# Written problem
Extend the news report below on reactions to Joe Biden's election victory, picking up right after its final sentence.

Joe Biden spoke with Democratic House speaker Nancy Pelsoi and Senate minority leader Chuck Schumer at around 12:45pm EST, according to a senior Democratic aide, who said the legislative leaders congratulated the president-elect “on a tremendous victory”.
The aide described the call as “happy” and noted Jill Biden, the president-elect’s wife, also participated.
Mr Schumer, who represents the state of the New York, held up his phone on the streets of Brooklyn so Mr Biden, who won the White House 48 years to the day since he was first elected to the US Senate, could hear crowds of supporters cheering in the streets, the aide said.
Mr Biden, Ms Pelosi and Mr Schumer have tough legislative battles ahead of them, assuming Republicans hold onto control of the Senate. Ms Pelosi is also likely to contend with a diminished majority in the House.
Lourdes Cornado said that it was the end of a “nightmare that we have been going through for way too long,” as she stood outside Columbus Circle subway station, located near the Trump International Hotel.
Ms Cornado said it was a “historical” to have the first African American woman in the White House. “I haven’t felt this much joy in ages.”
Cheryl Quarless, a healthcare worker from Brooklyn was out with colleagues from 1199SEIU who had initially planned a protest march on Saturday through the Upper West Side.
“It has turned into a celebration now,” she said. “We feel like the four years of oppression — we feel liberated and that justice has been done.”
Thousands of people gathered outside the White House early on Saturday afternoon, cheering, honking and toasting the end of Donald Trump.
“It’s a really meaningful day,” said Nina Gardner, a Johns Hopkins adjunct professor who had traveled to the White House by bike and wore an “Another nasty woman against Trump” pin.
Under Mr Trump, she said, “every institution we hold dear has been made an embarrassment.” She continued: “I would have hoped that [70m] people wouldn’t have voted for Trump, but that’s the reality, and now we have to heal and listen to them.”

# Extracted information
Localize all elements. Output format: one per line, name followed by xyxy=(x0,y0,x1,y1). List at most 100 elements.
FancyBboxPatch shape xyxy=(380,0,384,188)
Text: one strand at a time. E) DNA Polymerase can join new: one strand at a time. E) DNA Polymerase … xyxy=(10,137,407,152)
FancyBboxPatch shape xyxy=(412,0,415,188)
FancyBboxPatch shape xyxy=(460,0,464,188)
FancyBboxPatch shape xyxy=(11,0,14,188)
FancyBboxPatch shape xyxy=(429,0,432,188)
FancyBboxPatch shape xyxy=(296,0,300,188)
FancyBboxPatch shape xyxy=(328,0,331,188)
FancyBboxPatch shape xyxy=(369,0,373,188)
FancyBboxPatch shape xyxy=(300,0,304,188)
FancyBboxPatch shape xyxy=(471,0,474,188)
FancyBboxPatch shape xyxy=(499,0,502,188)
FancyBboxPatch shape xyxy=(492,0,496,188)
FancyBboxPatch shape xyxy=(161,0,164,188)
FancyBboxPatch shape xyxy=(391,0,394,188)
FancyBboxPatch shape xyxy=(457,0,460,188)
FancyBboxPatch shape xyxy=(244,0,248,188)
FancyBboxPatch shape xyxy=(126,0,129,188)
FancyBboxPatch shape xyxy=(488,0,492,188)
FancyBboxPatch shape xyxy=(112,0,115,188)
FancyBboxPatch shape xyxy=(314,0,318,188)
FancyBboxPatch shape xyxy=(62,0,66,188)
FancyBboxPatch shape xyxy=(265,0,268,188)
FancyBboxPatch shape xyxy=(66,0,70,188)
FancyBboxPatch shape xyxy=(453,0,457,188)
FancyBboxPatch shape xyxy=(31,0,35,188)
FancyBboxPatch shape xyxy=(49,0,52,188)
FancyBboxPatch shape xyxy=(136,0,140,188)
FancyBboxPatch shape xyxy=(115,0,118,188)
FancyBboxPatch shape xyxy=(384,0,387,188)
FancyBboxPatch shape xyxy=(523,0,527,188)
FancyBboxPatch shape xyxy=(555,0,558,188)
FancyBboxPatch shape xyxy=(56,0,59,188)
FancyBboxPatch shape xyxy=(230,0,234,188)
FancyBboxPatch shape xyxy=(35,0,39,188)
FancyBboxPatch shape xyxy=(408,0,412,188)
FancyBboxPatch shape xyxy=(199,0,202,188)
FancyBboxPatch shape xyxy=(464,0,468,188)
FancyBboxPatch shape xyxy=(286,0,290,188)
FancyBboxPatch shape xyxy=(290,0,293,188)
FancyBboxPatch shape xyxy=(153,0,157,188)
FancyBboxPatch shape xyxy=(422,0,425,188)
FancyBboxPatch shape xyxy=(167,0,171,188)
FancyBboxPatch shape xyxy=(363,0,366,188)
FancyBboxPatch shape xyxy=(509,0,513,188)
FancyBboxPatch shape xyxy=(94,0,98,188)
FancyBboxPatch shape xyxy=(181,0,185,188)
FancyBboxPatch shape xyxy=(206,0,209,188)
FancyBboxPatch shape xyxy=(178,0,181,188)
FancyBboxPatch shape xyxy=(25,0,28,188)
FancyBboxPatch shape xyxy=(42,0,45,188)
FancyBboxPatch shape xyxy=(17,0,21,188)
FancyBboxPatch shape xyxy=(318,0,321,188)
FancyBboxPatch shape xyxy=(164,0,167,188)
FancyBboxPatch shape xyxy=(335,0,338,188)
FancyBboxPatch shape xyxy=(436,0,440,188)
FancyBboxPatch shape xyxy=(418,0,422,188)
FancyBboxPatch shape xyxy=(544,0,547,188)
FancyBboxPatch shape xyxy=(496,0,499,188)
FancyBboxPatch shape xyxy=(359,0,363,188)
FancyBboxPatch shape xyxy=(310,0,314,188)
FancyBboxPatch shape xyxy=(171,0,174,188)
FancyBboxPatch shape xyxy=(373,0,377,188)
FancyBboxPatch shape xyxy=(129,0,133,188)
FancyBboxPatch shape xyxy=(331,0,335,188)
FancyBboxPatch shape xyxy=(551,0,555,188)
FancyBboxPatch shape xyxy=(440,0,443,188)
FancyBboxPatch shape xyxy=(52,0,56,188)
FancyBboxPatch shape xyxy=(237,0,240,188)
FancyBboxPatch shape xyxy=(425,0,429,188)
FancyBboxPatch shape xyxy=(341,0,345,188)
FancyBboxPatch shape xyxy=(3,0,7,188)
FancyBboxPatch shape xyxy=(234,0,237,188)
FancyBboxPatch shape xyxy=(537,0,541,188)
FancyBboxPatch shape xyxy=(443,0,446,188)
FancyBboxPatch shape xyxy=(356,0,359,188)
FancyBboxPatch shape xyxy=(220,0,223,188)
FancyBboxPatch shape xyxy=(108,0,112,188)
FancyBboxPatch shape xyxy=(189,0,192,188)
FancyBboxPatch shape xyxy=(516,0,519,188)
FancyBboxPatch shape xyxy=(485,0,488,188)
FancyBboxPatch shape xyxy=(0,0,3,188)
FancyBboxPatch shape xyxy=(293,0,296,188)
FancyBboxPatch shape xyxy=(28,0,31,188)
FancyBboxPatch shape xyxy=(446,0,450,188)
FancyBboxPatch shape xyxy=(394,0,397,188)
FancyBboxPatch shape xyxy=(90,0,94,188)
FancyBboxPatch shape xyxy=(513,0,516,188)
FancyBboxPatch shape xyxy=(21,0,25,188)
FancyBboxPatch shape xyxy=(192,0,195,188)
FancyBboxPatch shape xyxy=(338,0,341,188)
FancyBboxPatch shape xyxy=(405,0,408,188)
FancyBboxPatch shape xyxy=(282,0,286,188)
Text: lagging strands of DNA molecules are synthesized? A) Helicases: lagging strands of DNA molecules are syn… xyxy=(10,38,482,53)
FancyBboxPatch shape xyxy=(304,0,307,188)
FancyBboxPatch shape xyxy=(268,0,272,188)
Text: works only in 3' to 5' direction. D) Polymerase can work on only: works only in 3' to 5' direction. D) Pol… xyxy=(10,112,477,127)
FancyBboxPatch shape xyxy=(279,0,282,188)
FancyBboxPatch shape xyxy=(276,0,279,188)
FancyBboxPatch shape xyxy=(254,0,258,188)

# Exercise answer
Others carried signs with slogans such as “Our 1,384 day nightmare is over” and “Worth the wait”.
Jose Garboza, a DC engineer, said: “It’s been four really hard years and it feels good for me to gloat right now.” He added: “I think he [Trump] is going to try a lot of shenanigans. But in the end I think America’s heard what we needed to say to him — and that’s that we want him out,” Mr Garboza said, waving an American flag with the words “You’re fired” written in tape across it.
While many stores and businesses had boarded up ahead of the election in anticipation of unrest, the initial mood on the 75 degree day was celebratory and family-friendly – with no pro-Trump counter protests.
Over 93 per cent of DC voters cast a ballot for Mr Biden.
Former president Barack Obama has congratulated Joe Biden, his former vice-president, saying: “I could not be prouder to congratulate our next president, Joe Biden.”
Mr Obama, who kept a low profile for most of the Trump presidency, became one of Mr Biden’s most prominent surrogates in the final weeks of the campaign, delivering a sobering speech at the Democratic National Convention and then hitting the campaign trail for drive-in rallies in several key swing states.
Mr Obama said on Saturday: “We’re fortunate that Joe’s got what it takes to be president and already carries himself that way…I know he’ll do the job with the best interests of every American at heart, whether or not he had their vote.”
Mamta Badkar and Laura Noonan
Business leaders and groups called for a peaceful transition of power after Joe Biden was elected the next president of the United States and incumbent Donald Trump refused to concede the election.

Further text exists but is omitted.